Collected data
▼▼▼

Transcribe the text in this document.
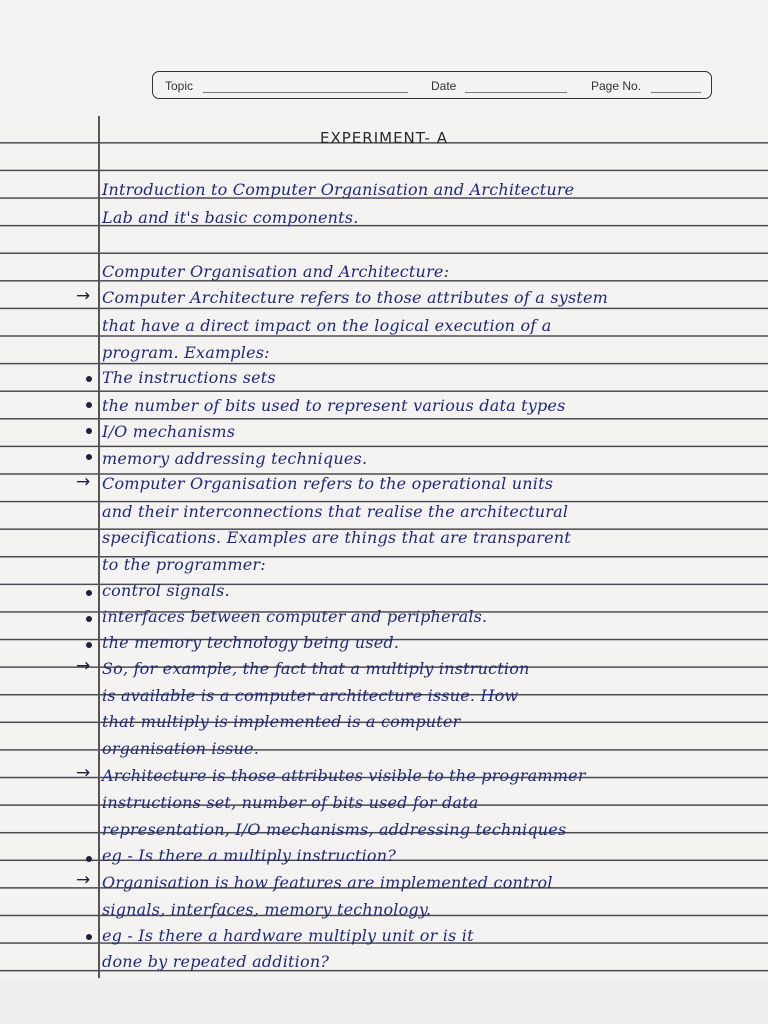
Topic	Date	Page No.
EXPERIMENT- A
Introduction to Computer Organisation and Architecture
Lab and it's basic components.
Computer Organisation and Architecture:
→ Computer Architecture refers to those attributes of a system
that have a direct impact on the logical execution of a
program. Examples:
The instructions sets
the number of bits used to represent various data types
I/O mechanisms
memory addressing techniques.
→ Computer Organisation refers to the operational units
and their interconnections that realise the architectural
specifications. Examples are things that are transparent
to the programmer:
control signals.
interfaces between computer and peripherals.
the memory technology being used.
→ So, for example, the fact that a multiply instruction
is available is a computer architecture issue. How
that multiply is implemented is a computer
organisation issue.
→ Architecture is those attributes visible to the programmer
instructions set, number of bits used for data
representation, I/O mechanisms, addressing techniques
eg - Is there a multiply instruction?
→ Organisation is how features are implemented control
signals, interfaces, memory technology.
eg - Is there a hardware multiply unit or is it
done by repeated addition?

▲▲▲
▼▼▼

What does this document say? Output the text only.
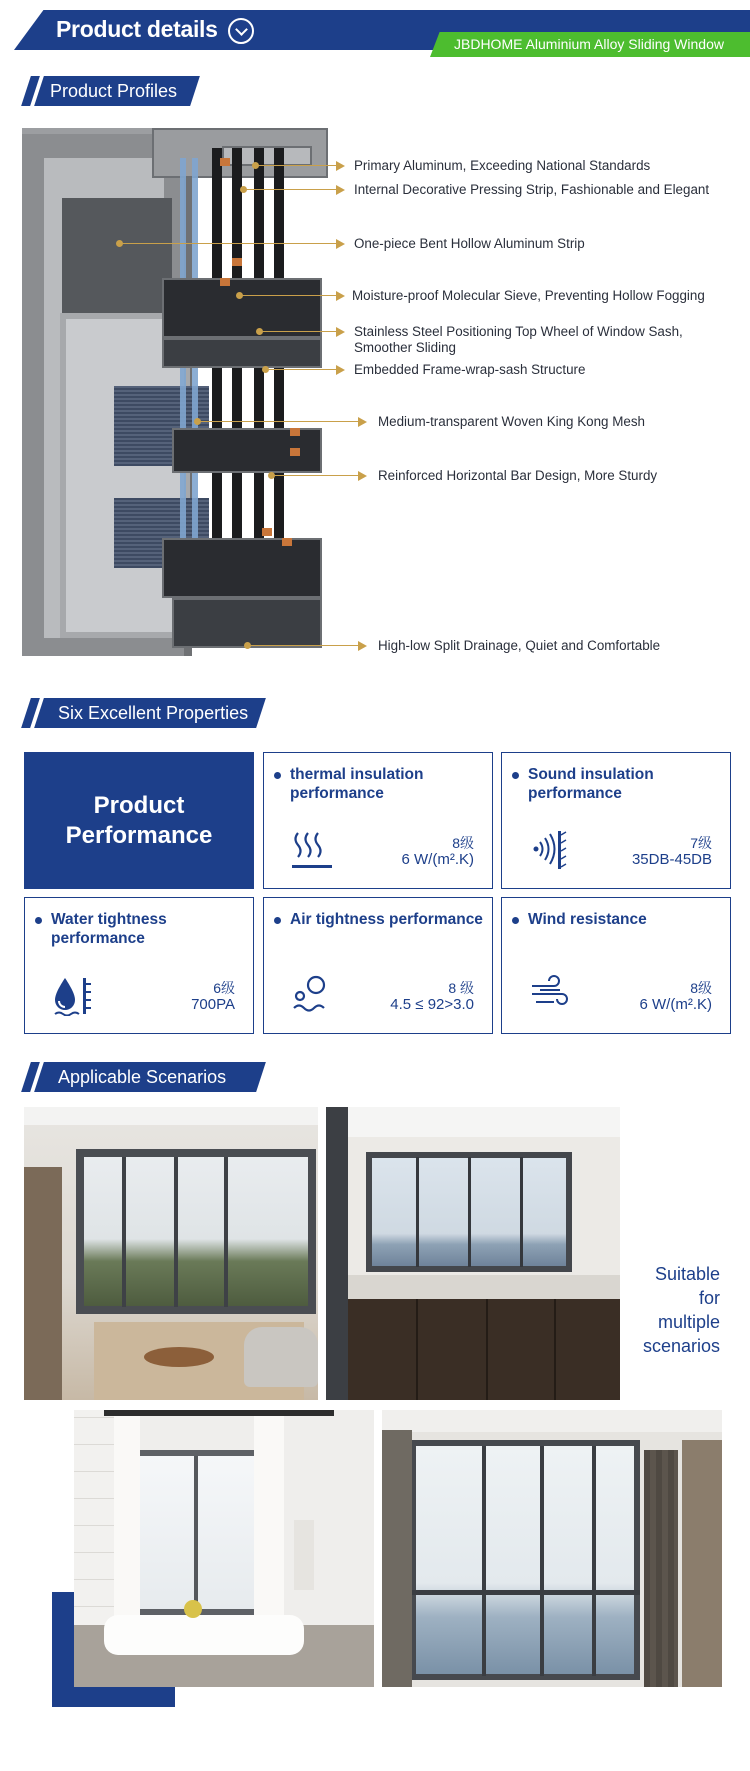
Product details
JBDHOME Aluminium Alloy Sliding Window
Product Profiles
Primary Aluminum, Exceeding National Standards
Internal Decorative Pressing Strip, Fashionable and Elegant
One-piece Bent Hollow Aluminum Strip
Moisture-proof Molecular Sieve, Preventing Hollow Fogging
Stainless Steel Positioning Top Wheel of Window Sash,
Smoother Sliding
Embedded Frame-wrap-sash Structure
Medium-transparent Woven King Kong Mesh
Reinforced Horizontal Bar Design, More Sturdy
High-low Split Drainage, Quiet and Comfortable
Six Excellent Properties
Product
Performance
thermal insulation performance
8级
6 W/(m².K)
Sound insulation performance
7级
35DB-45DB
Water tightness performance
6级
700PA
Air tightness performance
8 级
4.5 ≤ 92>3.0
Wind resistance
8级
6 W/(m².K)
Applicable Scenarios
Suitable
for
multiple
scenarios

▲▲▲

_Exercise instructions_
Gather up every line from the listing above in which the word "multiply" occurs.

_Answer in full_
→ So, for example, the fact that a multiply instruction
that multiply is implemented is a computer
eg - Is there a multiply instruction?
eg - Is there a hardware multiply unit or is it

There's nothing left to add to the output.